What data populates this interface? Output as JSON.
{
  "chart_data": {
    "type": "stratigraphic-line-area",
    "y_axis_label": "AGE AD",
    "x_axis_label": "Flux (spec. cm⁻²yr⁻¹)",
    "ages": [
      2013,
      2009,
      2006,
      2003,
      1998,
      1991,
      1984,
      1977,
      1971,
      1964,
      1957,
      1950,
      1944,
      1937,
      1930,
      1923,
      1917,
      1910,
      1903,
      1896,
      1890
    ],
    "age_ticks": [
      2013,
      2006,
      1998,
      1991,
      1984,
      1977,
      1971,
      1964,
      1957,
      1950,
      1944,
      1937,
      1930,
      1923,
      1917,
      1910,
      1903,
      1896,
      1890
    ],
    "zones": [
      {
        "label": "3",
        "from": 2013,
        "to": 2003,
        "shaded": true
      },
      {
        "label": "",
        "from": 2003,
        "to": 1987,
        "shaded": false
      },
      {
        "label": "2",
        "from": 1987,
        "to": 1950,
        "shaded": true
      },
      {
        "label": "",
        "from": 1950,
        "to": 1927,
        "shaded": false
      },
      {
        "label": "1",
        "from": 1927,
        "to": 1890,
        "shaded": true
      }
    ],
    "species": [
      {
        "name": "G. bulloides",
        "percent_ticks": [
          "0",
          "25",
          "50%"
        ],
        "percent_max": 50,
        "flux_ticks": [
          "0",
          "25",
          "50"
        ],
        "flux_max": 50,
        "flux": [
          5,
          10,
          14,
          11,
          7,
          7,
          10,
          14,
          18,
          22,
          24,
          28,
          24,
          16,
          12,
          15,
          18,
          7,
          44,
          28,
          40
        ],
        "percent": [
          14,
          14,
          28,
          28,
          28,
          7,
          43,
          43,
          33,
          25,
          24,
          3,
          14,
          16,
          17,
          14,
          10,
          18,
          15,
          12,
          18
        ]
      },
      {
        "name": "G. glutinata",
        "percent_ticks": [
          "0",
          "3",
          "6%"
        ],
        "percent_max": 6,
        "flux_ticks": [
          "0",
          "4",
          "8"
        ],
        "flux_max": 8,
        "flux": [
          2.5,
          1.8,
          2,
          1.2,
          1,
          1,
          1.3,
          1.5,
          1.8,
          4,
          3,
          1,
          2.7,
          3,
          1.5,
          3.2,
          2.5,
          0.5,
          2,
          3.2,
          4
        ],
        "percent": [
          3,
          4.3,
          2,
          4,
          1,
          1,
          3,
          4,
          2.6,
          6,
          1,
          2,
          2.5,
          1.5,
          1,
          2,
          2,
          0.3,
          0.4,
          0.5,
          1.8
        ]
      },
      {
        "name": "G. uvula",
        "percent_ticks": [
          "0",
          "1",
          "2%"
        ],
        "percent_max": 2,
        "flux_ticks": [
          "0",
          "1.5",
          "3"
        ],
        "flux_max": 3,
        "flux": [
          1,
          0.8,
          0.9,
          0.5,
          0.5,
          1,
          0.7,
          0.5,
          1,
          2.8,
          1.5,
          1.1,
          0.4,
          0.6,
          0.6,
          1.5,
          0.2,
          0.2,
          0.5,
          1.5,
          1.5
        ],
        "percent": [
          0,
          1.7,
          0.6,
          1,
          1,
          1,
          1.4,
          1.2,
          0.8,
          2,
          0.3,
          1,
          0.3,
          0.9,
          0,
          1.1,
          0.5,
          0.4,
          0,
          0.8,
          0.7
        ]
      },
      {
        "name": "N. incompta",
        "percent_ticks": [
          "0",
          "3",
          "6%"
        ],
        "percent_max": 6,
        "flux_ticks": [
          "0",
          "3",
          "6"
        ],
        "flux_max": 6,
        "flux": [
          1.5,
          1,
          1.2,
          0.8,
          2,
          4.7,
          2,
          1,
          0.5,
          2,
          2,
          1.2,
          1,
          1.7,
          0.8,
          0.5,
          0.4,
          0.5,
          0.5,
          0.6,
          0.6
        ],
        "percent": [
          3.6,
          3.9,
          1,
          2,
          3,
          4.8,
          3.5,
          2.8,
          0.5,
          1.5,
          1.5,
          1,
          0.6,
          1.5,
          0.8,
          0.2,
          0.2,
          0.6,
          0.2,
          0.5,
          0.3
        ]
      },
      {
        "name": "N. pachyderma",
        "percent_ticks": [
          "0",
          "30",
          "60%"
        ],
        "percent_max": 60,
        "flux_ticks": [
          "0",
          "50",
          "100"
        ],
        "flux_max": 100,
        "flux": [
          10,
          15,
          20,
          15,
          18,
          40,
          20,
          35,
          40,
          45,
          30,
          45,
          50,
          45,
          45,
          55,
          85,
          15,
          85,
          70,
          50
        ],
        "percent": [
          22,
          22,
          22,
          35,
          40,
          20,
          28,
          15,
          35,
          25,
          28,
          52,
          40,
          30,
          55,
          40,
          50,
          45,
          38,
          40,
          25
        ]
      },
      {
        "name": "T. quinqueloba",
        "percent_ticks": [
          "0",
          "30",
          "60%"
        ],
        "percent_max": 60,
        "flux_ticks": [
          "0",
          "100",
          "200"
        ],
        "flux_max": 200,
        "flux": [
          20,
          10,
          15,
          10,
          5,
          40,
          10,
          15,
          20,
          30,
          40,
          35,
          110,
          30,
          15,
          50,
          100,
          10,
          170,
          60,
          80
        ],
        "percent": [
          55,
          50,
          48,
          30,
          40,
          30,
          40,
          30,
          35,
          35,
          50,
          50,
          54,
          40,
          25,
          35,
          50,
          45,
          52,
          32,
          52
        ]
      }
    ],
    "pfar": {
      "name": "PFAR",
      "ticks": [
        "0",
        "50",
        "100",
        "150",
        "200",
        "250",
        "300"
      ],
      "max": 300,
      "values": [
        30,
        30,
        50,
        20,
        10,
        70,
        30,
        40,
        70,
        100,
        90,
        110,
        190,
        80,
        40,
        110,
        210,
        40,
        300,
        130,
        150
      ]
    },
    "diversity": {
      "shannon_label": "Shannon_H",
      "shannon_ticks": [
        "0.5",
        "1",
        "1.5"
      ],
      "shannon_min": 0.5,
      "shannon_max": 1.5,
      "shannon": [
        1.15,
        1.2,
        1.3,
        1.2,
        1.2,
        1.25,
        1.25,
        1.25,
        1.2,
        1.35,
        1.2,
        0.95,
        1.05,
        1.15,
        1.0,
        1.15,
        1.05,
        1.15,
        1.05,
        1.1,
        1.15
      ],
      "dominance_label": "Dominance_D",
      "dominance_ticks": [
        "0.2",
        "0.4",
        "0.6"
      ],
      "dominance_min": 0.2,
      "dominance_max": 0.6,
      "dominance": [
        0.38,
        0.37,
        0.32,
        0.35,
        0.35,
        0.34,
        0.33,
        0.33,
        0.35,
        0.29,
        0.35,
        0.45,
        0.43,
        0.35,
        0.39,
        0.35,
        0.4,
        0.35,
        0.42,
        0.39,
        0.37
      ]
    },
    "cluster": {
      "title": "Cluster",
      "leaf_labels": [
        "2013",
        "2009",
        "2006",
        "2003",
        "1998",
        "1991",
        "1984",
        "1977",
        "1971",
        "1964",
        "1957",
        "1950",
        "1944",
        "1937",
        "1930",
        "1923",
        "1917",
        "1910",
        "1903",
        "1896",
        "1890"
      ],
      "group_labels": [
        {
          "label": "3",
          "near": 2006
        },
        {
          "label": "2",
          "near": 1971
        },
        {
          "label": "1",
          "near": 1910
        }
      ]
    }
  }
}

____

# [Requirement]
Extract every line that has the string "name" in it.

# [Reply]
        "name": "G. bulloides",
        "name": "G. glutinata",
        "name": "G. uvula",
        "name": "N. incompta",
        "name": "N. pachyderma",
        "name": "T. quinqueloba",
      "name": "PFAR",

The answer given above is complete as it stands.